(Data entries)
****************************************

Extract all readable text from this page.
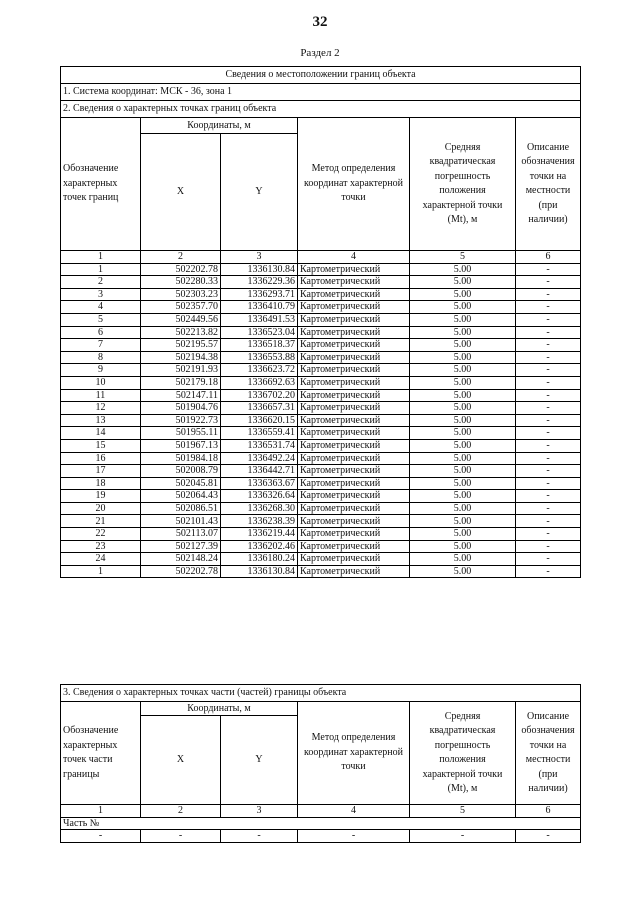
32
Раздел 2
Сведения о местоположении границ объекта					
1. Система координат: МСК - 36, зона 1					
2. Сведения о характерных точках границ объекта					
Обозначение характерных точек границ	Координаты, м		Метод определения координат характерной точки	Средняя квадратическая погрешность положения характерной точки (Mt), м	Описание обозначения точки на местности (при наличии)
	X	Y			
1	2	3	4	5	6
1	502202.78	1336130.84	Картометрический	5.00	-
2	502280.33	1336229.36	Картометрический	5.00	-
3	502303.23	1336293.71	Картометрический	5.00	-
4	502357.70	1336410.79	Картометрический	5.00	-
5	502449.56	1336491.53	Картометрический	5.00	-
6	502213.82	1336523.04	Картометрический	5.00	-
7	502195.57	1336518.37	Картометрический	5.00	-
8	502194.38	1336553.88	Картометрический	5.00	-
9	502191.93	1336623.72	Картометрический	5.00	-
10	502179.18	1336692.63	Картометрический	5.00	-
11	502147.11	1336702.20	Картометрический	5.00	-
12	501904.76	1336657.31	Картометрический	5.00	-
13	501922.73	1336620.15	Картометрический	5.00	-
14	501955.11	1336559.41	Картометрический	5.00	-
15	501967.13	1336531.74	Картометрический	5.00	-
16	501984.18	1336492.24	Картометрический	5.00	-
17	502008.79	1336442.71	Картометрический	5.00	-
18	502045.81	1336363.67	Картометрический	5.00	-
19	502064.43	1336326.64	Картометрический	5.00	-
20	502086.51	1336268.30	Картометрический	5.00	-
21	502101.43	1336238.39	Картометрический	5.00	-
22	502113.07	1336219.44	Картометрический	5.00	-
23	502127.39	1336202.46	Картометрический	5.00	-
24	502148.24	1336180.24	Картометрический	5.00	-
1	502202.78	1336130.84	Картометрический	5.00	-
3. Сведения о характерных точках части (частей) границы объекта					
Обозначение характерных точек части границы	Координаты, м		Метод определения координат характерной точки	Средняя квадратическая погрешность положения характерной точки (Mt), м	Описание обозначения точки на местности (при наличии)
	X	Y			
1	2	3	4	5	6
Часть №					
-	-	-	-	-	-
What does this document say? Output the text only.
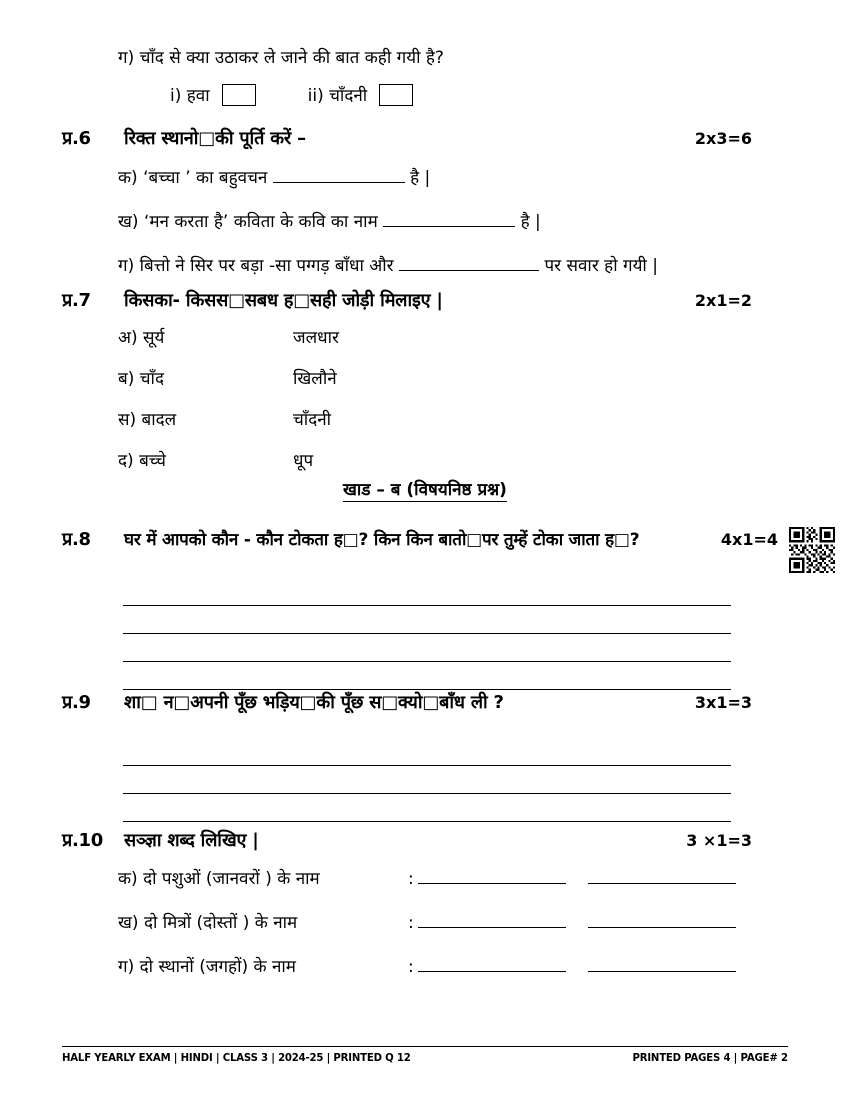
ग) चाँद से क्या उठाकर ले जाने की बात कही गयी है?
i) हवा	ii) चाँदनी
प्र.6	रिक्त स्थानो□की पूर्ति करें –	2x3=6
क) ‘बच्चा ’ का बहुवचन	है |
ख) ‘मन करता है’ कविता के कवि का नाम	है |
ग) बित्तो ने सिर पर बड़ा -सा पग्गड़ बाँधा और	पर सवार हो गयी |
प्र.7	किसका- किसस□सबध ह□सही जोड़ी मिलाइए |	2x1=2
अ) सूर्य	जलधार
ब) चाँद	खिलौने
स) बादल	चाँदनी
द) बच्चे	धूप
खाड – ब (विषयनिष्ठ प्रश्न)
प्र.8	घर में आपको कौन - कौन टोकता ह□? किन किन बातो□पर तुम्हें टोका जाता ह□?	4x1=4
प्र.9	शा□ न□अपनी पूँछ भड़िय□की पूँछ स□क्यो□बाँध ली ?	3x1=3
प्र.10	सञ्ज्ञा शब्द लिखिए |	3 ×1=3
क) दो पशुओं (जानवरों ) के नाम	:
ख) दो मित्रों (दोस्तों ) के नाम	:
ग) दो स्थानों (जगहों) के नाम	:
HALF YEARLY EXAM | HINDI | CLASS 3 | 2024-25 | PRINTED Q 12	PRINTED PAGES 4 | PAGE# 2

****************************************

- _Exercise_: Strip the images and reproduce the remaining records precisely.

- _Response for this exercise_:
Extract all readable text from this page.
32
Раздел 2
Сведения о местоположении границ объекта					
1. Система координат: МСК - 36, зона 1					
2. Сведения о характерных точках границ объекта					
Обозначение характерных точек границ	Координаты, м		Метод определения координат характерной точки	Средняя квадратическая погрешность положения характерной точки (Mt), м	Описание обозначения точки на местности (при наличии)
	X	Y			
1	2	3	4	5	6
1	502202.78	1336130.84	Картометрический	5.00	-
2	502280.33	1336229.36	Картометрический	5.00	-
3	502303.23	1336293.71	Картометрический	5.00	-
4	502357.70	1336410.79	Картометрический	5.00	-
5	502449.56	1336491.53	Картометрический	5.00	-
6	502213.82	1336523.04	Картометрический	5.00	-
7	502195.57	1336518.37	Картометрический	5.00	-
8	502194.38	1336553.88	Картометрический	5.00	-
9	502191.93	1336623.72	Картометрический	5.00	-
10	502179.18	1336692.63	Картометрический	5.00	-
11	502147.11	1336702.20	Картометрический	5.00	-
12	501904.76	1336657.31	Картометрический	5.00	-
13	501922.73	1336620.15	Картометрический	5.00	-
14	501955.11	1336559.41	Картометрический	5.00	-
15	501967.13	1336531.74	Картометрический	5.00	-
16	501984.18	1336492.24	Картометрический	5.00	-
17	502008.79	1336442.71	Картометрический	5.00	-
18	502045.81	1336363.67	Картометрический	5.00	-
19	502064.43	1336326.64	Картометрический	5.00	-
20	502086.51	1336268.30	Картометрический	5.00	-
21	502101.43	1336238.39	Картометрический	5.00	-
22	502113.07	1336219.44	Картометрический	5.00	-
23	502127.39	1336202.46	Картометрический	5.00	-
24	502148.24	1336180.24	Картометрический	5.00	-
1	502202.78	1336130.84	Картометрический	5.00	-
3. Сведения о характерных точках части (частей) границы объекта					
Обозначение характерных точек части границы	Координаты, м		Метод определения координат характерной точки	Средняя квадратическая погрешность положения характерной точки (Mt), м	Описание обозначения точки на местности (при наличии)
	X	Y			
1	2	3	4	5	6
Часть №					
-	-	-	-	-	-
What does this document say? Output the text only.
ग) चाँद से क्या उठाकर ले जाने की बात कही गयी है?
i) हवा	ii) चाँदनी
प्र.6	रिक्त स्थानो□की पूर्ति करें –	2x3=6
क) ‘बच्चा ’ का बहुवचन	है |
ख) ‘मन करता है’ कविता के कवि का नाम	है |
ग) बित्तो ने सिर पर बड़ा -सा पग्गड़ बाँधा और	पर सवार हो गयी |
प्र.7	किसका- किसस□सबध ह□सही जोड़ी मिलाइए |	2x1=2
अ) सूर्य	जलधार
ब) चाँद	खिलौने
स) बादल	चाँदनी
द) बच्चे	धूप
खाड – ब (विषयनिष्ठ प्रश्न)
प्र.8	घर में आपको कौन - कौन टोकता ह□? किन किन बातो□पर तुम्हें टोका जाता ह□?	4x1=4
प्र.9	शा□ न□अपनी पूँछ भड़िय□की पूँछ स□क्यो□बाँध ली ?	3x1=3
प्र.10	सञ्ज्ञा शब्द लिखिए |	3 ×1=3
क) दो पशुओं (जानवरों ) के नाम	:
ख) दो मित्रों (दोस्तों ) के नाम	:
ग) दो स्थानों (जगहों) के नाम	:
HALF YEARLY EXAM | HINDI | CLASS 3 | 2024-25 | PRINTED Q 12	PRINTED PAGES 4 | PAGE# 2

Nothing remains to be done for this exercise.